Find every line in the records that holds the string "Karimun". Copy each one.

# # # # # # #

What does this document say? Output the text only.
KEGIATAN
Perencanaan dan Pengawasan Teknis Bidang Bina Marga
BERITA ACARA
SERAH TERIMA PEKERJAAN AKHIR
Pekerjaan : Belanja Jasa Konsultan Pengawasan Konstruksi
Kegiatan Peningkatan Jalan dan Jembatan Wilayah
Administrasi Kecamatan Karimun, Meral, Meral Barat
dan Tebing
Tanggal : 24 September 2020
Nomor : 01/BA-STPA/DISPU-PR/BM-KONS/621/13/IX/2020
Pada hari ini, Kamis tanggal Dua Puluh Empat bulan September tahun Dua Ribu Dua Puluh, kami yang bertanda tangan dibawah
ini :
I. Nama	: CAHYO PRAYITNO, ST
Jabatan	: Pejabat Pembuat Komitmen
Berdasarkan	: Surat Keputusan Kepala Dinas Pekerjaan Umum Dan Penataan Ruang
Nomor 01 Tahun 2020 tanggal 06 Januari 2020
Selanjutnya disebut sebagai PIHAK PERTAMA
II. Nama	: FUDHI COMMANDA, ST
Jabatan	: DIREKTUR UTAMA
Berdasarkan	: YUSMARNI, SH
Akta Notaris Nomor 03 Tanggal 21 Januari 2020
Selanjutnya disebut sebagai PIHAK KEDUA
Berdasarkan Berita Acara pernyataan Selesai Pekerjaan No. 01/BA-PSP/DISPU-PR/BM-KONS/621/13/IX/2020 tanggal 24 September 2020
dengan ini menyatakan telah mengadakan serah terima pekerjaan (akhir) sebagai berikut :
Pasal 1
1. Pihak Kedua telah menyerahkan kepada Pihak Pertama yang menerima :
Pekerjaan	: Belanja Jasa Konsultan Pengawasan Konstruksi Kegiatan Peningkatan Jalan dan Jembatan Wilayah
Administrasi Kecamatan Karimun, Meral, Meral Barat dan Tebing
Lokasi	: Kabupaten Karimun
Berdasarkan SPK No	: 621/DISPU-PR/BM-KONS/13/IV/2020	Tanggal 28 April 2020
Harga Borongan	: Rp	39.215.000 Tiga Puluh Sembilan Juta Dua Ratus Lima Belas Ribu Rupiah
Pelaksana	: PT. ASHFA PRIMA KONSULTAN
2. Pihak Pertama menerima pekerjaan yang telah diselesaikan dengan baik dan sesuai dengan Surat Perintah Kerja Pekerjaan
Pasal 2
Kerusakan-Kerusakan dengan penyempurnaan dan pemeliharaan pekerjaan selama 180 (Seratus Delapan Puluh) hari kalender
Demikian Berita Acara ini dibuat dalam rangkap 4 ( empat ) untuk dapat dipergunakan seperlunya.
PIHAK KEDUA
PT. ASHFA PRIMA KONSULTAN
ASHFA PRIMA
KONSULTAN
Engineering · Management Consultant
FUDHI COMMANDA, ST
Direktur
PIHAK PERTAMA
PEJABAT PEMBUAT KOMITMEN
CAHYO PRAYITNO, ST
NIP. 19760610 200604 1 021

# # # # # # #

#### OUTPUT BELOW:
Administrasi Kecamatan Karimun, Meral, Meral Barat
Administrasi Kecamatan Karimun, Meral, Meral Barat dan Tebing
Lokasi	: Kabupaten Karimun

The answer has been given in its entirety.